• [What you are asked to do] Repeat what the lines below say, word for word, and skip every image.

• [Supplied records]

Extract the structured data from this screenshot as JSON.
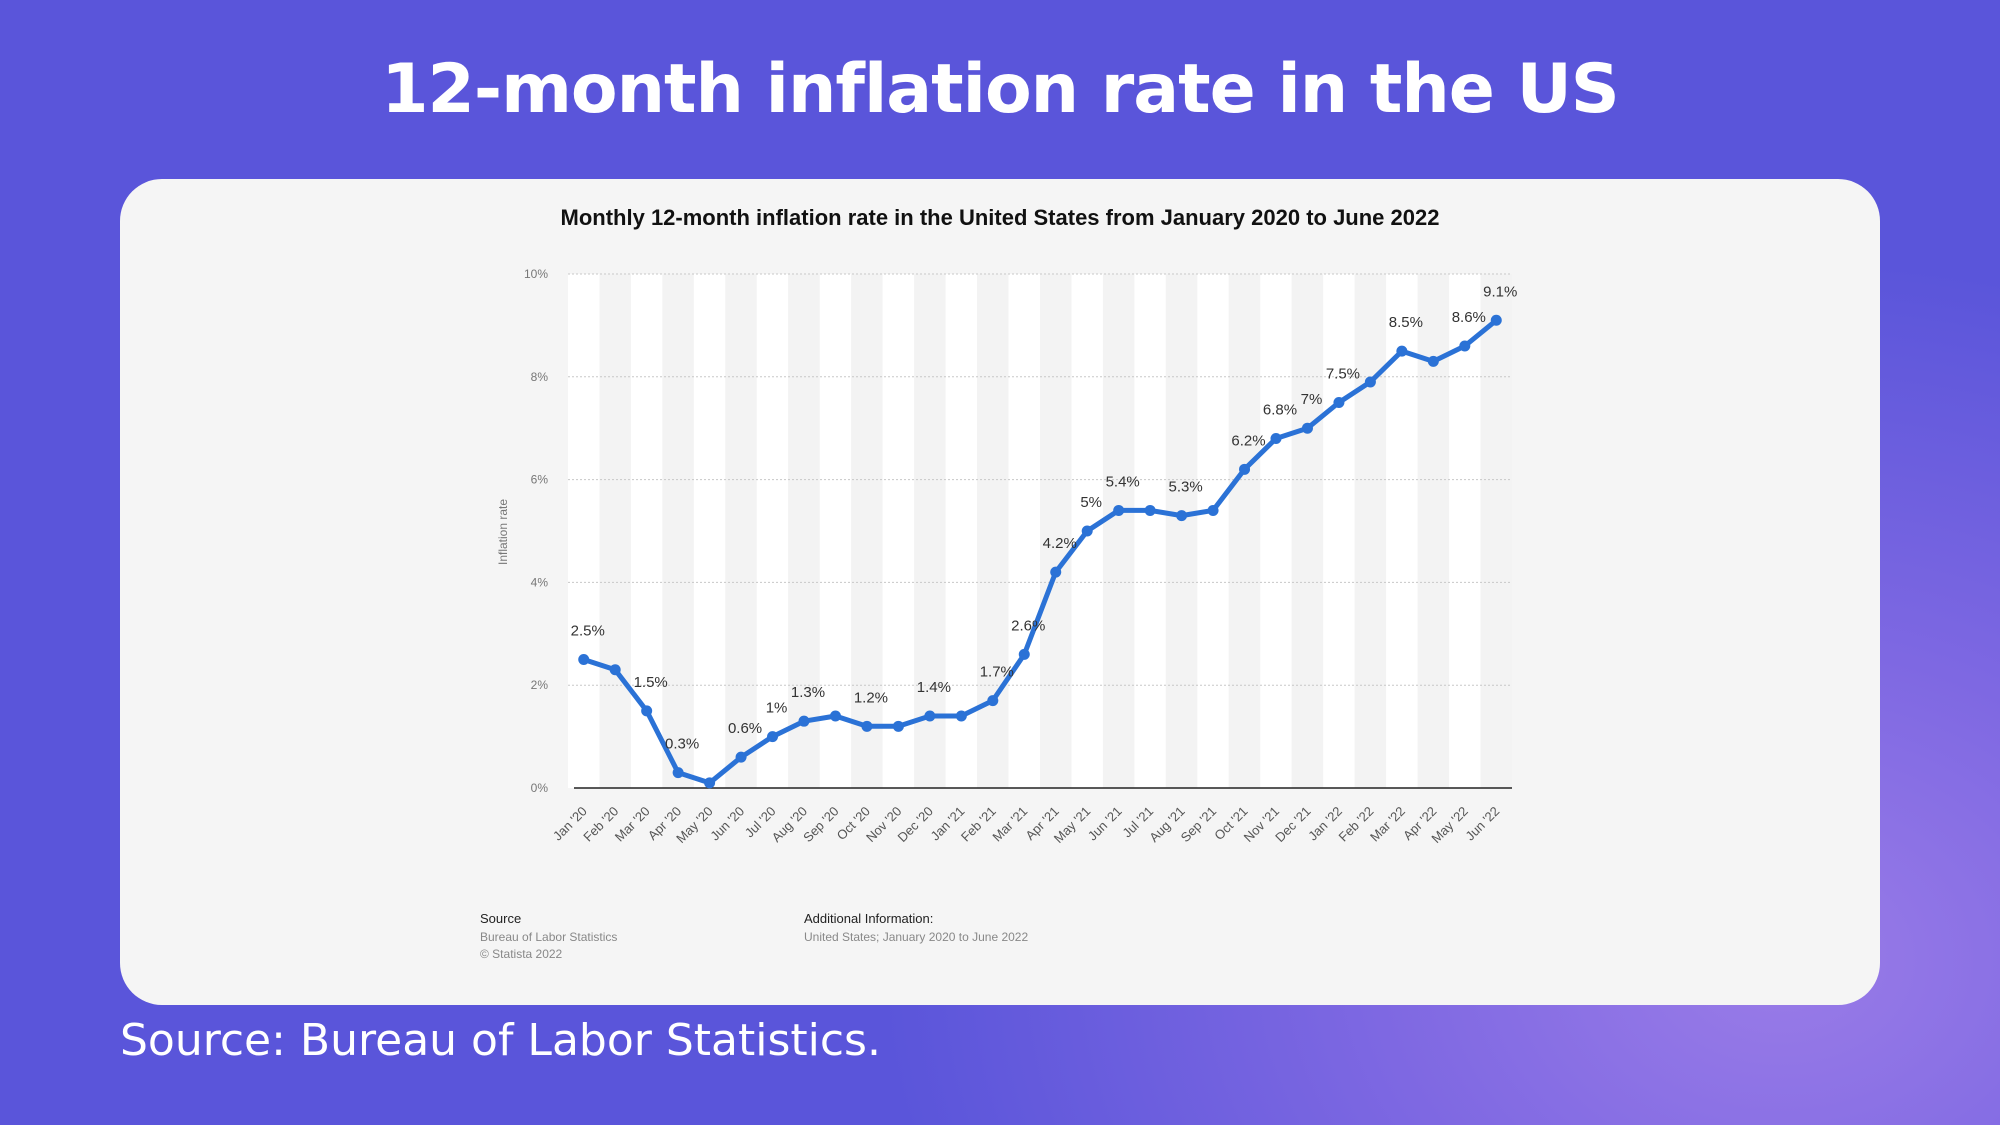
{
  "headline": "12-month inflation rate in the US",
  "footer_source": "Source: Bureau of Labor Statistics.",
  "colors": {
    "background": "#5a55da",
    "line": "#2b72d6",
    "card": "#f5f5f5"
  },
  "chart_data": {
    "type": "line",
    "title": "Monthly 12-month inflation rate in the United States from January 2020 to June 2022",
    "ylabel": "Inflation rate",
    "xlabel": "",
    "ylim": [
      0,
      10
    ],
    "yticks": [
      "0%",
      "2%",
      "4%",
      "6%",
      "8%",
      "10%"
    ],
    "grid": true,
    "categories": [
      "Jan '20",
      "Feb '20",
      "Mar '20",
      "Apr '20",
      "May '20",
      "Jun '20",
      "Jul '20",
      "Aug '20",
      "Sep '20",
      "Oct '20",
      "Nov '20",
      "Dec '20",
      "Jan '21",
      "Feb '21",
      "Mar '21",
      "Apr '21",
      "May '21",
      "Jun '21",
      "Jul '21",
      "Aug '21",
      "Sep '21",
      "Oct '21",
      "Nov '21",
      "Dec '21",
      "Jan '22",
      "Feb '22",
      "Mar '22",
      "Apr '22",
      "May '22",
      "Jun '22"
    ],
    "values": [
      2.5,
      2.3,
      1.5,
      0.3,
      0.1,
      0.6,
      1.0,
      1.3,
      1.4,
      1.2,
      1.2,
      1.4,
      1.4,
      1.7,
      2.6,
      4.2,
      5.0,
      5.4,
      5.4,
      5.3,
      5.4,
      6.2,
      6.8,
      7.0,
      7.5,
      7.9,
      8.5,
      8.3,
      8.6,
      9.1
    ],
    "data_labels": [
      "2.5%",
      "",
      "1.5%",
      "0.3%",
      "",
      "0.6%",
      "1%",
      "1.3%",
      "",
      "1.2%",
      "",
      "1.4%",
      "",
      "1.7%",
      "2.6%",
      "4.2%",
      "5%",
      "5.4%",
      "",
      "5.3%",
      "",
      "6.2%",
      "6.8%",
      "7%",
      "7.5%",
      "",
      "8.5%",
      "",
      "8.6%",
      "9.1%"
    ],
    "source_heading": "Source",
    "source_lines": [
      "Bureau of Labor Statistics",
      "© Statista 2022"
    ],
    "additional_heading": "Additional Information:",
    "additional_text": "United States; January 2020 to June 2022"
  }
}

• [Answer for the task]
Extract the structured data from this screenshot as JSON.
{
  "headline": "12-month inflation rate in the US",
  "footer_source": "Source: Bureau of Labor Statistics.",
  "colors": {
    "background": "#5a55da",
    "line": "#2b72d6",
    "card": "#f5f5f5"
  },
  "chart_data": {
    "type": "line",
    "title": "Monthly 12-month inflation rate in the United States from January 2020 to June 2022",
    "ylabel": "Inflation rate",
    "xlabel": "",
    "ylim": [
      0,
      10
    ],
    "yticks": [
      "0%",
      "2%",
      "4%",
      "6%",
      "8%",
      "10%"
    ],
    "grid": true,
    "categories": [
      "Jan '20",
      "Feb '20",
      "Mar '20",
      "Apr '20",
      "May '20",
      "Jun '20",
      "Jul '20",
      "Aug '20",
      "Sep '20",
      "Oct '20",
      "Nov '20",
      "Dec '20",
      "Jan '21",
      "Feb '21",
      "Mar '21",
      "Apr '21",
      "May '21",
      "Jun '21",
      "Jul '21",
      "Aug '21",
      "Sep '21",
      "Oct '21",
      "Nov '21",
      "Dec '21",
      "Jan '22",
      "Feb '22",
      "Mar '22",
      "Apr '22",
      "May '22",
      "Jun '22"
    ],
    "values": [
      2.5,
      2.3,
      1.5,
      0.3,
      0.1,
      0.6,
      1.0,
      1.3,
      1.4,
      1.2,
      1.2,
      1.4,
      1.4,
      1.7,
      2.6,
      4.2,
      5.0,
      5.4,
      5.4,
      5.3,
      5.4,
      6.2,
      6.8,
      7.0,
      7.5,
      7.9,
      8.5,
      8.3,
      8.6,
      9.1
    ],
    "data_labels": [
      "2.5%",
      "",
      "1.5%",
      "0.3%",
      "",
      "0.6%",
      "1%",
      "1.3%",
      "",
      "1.2%",
      "",
      "1.4%",
      "",
      "1.7%",
      "2.6%",
      "4.2%",
      "5%",
      "5.4%",
      "",
      "5.3%",
      "",
      "6.2%",
      "6.8%",
      "7%",
      "7.5%",
      "",
      "8.5%",
      "",
      "8.6%",
      "9.1%"
    ],
    "source_heading": "Source",
    "source_lines": [
      "Bureau of Labor Statistics",
      "© Statista 2022"
    ],
    "additional_heading": "Additional Information:",
    "additional_text": "United States; January 2020 to June 2022"
  }
}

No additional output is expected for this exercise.